▶ **What is required**
Pull out each line of the records holding the string "name".

◆ ◆ ◆ ◆ ◆

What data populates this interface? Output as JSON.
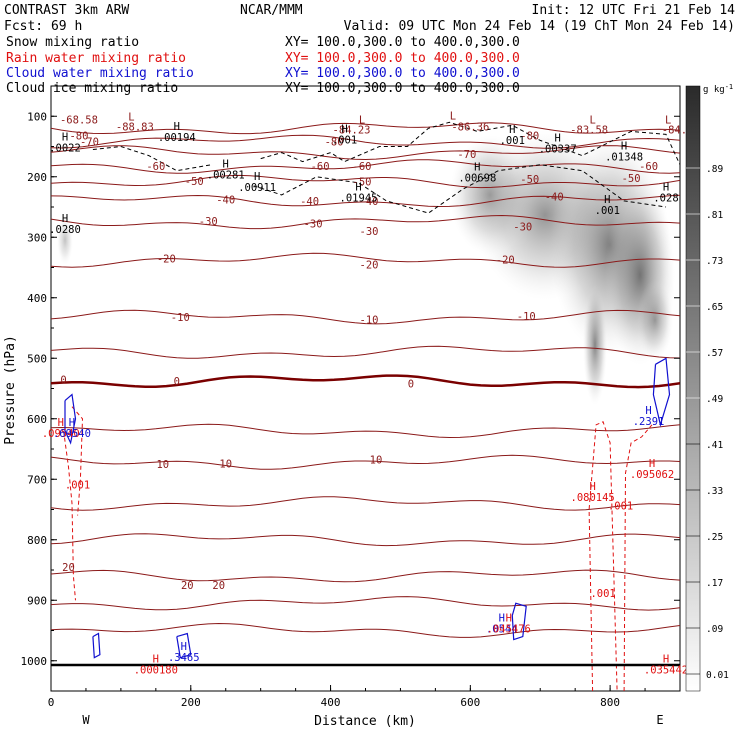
{
  "header": {
    "model": "CONTRAST  3km ARW",
    "center": "NCAR/MMM",
    "init": "Init: 12 UTC Fri 21 Feb 14",
    "fcst": "Fcst:   69 h",
    "valid": "Valid: 09 UTC Mon 24 Feb 14 (19 ChT Mon 24 Feb 14)"
  },
  "fields": [
    {
      "name": "Snow mixing ratio",
      "xy": "XY= 100.0,300.0 to 400.0,300.0",
      "color": "#000000"
    },
    {
      "name": "Rain water mixing ratio",
      "xy": "XY= 100.0,300.0 to 400.0,300.0",
      "color": "#e01010"
    },
    {
      "name": "Cloud water mixing ratio",
      "xy": "XY= 100.0,300.0 to 400.0,300.0",
      "color": "#1010d0"
    },
    {
      "name": "Cloud ice mixing ratio",
      "xy": "XY= 100.0,300.0 to 400.0,300.0",
      "color": "#000000"
    }
  ],
  "colors": {
    "temperature": "#8b1a1a",
    "freezing": "#7a0000",
    "rain": "#e01010",
    "cloud_water": "#1010d0",
    "ice": "#000000"
  },
  "chart_data": {
    "type": "contour",
    "xlabel": "Distance (km)",
    "ylabel": "Pressure (hPa)",
    "xlim": [
      0,
      900
    ],
    "ylim": [
      1050,
      50
    ],
    "xticks": [
      0,
      200,
      400,
      600,
      800
    ],
    "yticks": [
      100,
      200,
      300,
      400,
      500,
      600,
      700,
      800,
      900,
      1000
    ],
    "x_end_labels": [
      "W",
      "E"
    ],
    "colorbar": {
      "unit": "g kg",
      "unit_exp": "-1",
      "levels": [
        "0.01",
        ".09",
        ".17",
        ".25",
        ".33",
        ".41",
        ".49",
        ".57",
        ".65",
        ".73",
        ".81",
        ".89"
      ]
    },
    "temperature_labels": [
      {
        "x": 40,
        "p": 105,
        "text": "-68.58"
      },
      {
        "x": 120,
        "p": 117,
        "text": "-88.83"
      },
      {
        "x": 430,
        "p": 122,
        "text": "-84.23"
      },
      {
        "x": 600,
        "p": 117,
        "text": "-86.36"
      },
      {
        "x": 770,
        "p": 122,
        "text": "-83.58"
      },
      {
        "x": 892,
        "p": 122,
        "text": "-84."
      },
      {
        "x": 40,
        "p": 132,
        "text": "-80"
      },
      {
        "x": 405,
        "p": 142,
        "text": "-80"
      },
      {
        "x": 685,
        "p": 132,
        "text": "-80"
      },
      {
        "x": 55,
        "p": 142,
        "text": "-70"
      },
      {
        "x": 595,
        "p": 162,
        "text": "-70"
      },
      {
        "x": 150,
        "p": 182,
        "text": "-60"
      },
      {
        "x": 385,
        "p": 182,
        "text": "-60"
      },
      {
        "x": 445,
        "p": 182,
        "text": "-60"
      },
      {
        "x": 855,
        "p": 182,
        "text": "-60"
      },
      {
        "x": 205,
        "p": 207,
        "text": "-50"
      },
      {
        "x": 445,
        "p": 208,
        "text": "-50"
      },
      {
        "x": 685,
        "p": 204,
        "text": "-50"
      },
      {
        "x": 830,
        "p": 202,
        "text": "-50"
      },
      {
        "x": 250,
        "p": 238,
        "text": "-40"
      },
      {
        "x": 370,
        "p": 240,
        "text": "-40"
      },
      {
        "x": 455,
        "p": 240,
        "text": "-40"
      },
      {
        "x": 720,
        "p": 233,
        "text": "-40"
      },
      {
        "x": 225,
        "p": 273,
        "text": "-30"
      },
      {
        "x": 375,
        "p": 277,
        "text": "-30"
      },
      {
        "x": 455,
        "p": 290,
        "text": "-30"
      },
      {
        "x": 675,
        "p": 282,
        "text": "-30"
      },
      {
        "x": 165,
        "p": 335,
        "text": "-20"
      },
      {
        "x": 455,
        "p": 345,
        "text": "-20"
      },
      {
        "x": 650,
        "p": 337,
        "text": "-20"
      },
      {
        "x": 185,
        "p": 432,
        "text": "-10"
      },
      {
        "x": 455,
        "p": 436,
        "text": "-10"
      },
      {
        "x": 680,
        "p": 430,
        "text": "-10"
      },
      {
        "x": 18,
        "p": 535,
        "text": "0"
      },
      {
        "x": 180,
        "p": 538,
        "text": "0"
      },
      {
        "x": 515,
        "p": 542,
        "text": "0"
      },
      {
        "x": 160,
        "p": 675,
        "text": "10"
      },
      {
        "x": 250,
        "p": 674,
        "text": "10"
      },
      {
        "x": 465,
        "p": 667,
        "text": "10"
      },
      {
        "x": 25,
        "p": 845,
        "text": "20"
      },
      {
        "x": 195,
        "p": 875,
        "text": "20"
      },
      {
        "x": 240,
        "p": 875,
        "text": "20"
      }
    ],
    "extrema": [
      {
        "kind": "L",
        "x": 115,
        "p": 107,
        "color": "temperature"
      },
      {
        "kind": "L",
        "x": 445,
        "p": 112,
        "color": "temperature"
      },
      {
        "kind": "L",
        "x": 575,
        "p": 105,
        "color": "temperature"
      },
      {
        "kind": "L",
        "x": 775,
        "p": 112,
        "color": "temperature"
      },
      {
        "kind": "L",
        "x": 883,
        "p": 112,
        "color": "temperature"
      },
      {
        "kind": "H",
        "x": 180,
        "p": 123,
        "color": "ice",
        "value": ".00194"
      },
      {
        "kind": "H",
        "x": 20,
        "p": 140,
        "color": "ice",
        "value": ".0022"
      },
      {
        "kind": "H",
        "x": 420,
        "p": 127,
        "color": "ice",
        "value": ".001"
      },
      {
        "kind": "H",
        "x": 660,
        "p": 128,
        "color": "ice",
        "value": ".001"
      },
      {
        "kind": "H",
        "x": 725,
        "p": 142,
        "color": "ice",
        "value": ".00337"
      },
      {
        "kind": "H",
        "x": 820,
        "p": 155,
        "color": "ice",
        "value": ".01348"
      },
      {
        "kind": "H",
        "x": 250,
        "p": 185,
        "color": "ice",
        "value": ".00281"
      },
      {
        "kind": "H",
        "x": 295,
        "p": 205,
        "color": "ice",
        "value": ".00911"
      },
      {
        "kind": "H",
        "x": 610,
        "p": 190,
        "color": "ice",
        "value": ".00698"
      },
      {
        "kind": "H",
        "x": 440,
        "p": 223,
        "color": "ice",
        "value": ".01945"
      },
      {
        "kind": "H",
        "x": 880,
        "p": 223,
        "color": "ice",
        "value": ".028"
      },
      {
        "kind": "H",
        "x": 20,
        "p": 275,
        "color": "ice",
        "value": ".0280"
      },
      {
        "kind": "H",
        "x": 796,
        "p": 243,
        "color": "ice",
        "value": ".001"
      },
      {
        "kind": "H",
        "x": 14,
        "p": 612,
        "color": "rain",
        "value": ".09540"
      },
      {
        "kind": "H",
        "x": 30,
        "p": 612,
        "color": "cloud_water",
        "value": ".69540"
      },
      {
        "kind": "H",
        "x": 855,
        "p": 592,
        "color": "cloud_water",
        "value": ".2391"
      },
      {
        "kind": "H",
        "x": 860,
        "p": 680,
        "color": "rain",
        "value": ".095062"
      },
      {
        "kind": "H",
        "x": 775,
        "p": 718,
        "color": "rain",
        "value": ".080145"
      },
      {
        "kind": "H",
        "x": 645,
        "p": 935,
        "color": "cloud_water",
        "value": ".0544"
      },
      {
        "kind": "H",
        "x": 655,
        "p": 935,
        "color": "rain",
        "value": ".045476"
      },
      {
        "kind": "H",
        "x": 190,
        "p": 982,
        "color": "cloud_water",
        "value": ".3465"
      },
      {
        "kind": "H",
        "x": 150,
        "p": 1003,
        "color": "rain",
        "value": ".000180"
      },
      {
        "kind": "H",
        "x": 880,
        "p": 1003,
        "color": "rain",
        "value": ".035442"
      }
    ],
    "rain_labels": [
      {
        "x": 38,
        "p": 715,
        "text": ".001"
      },
      {
        "x": 790,
        "p": 895,
        "text": ".001"
      },
      {
        "x": 815,
        "p": 750,
        "text": ".001"
      }
    ]
  }
}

◆ ◆ ◆ ◆ ◆

▶ **Response below**
      "name": "Snow mixing ratio",
      "name": "Rain water mixing ratio",
      "name": "Cloud water mixing ratio",
      "name": "Cloud ice mixing ratio",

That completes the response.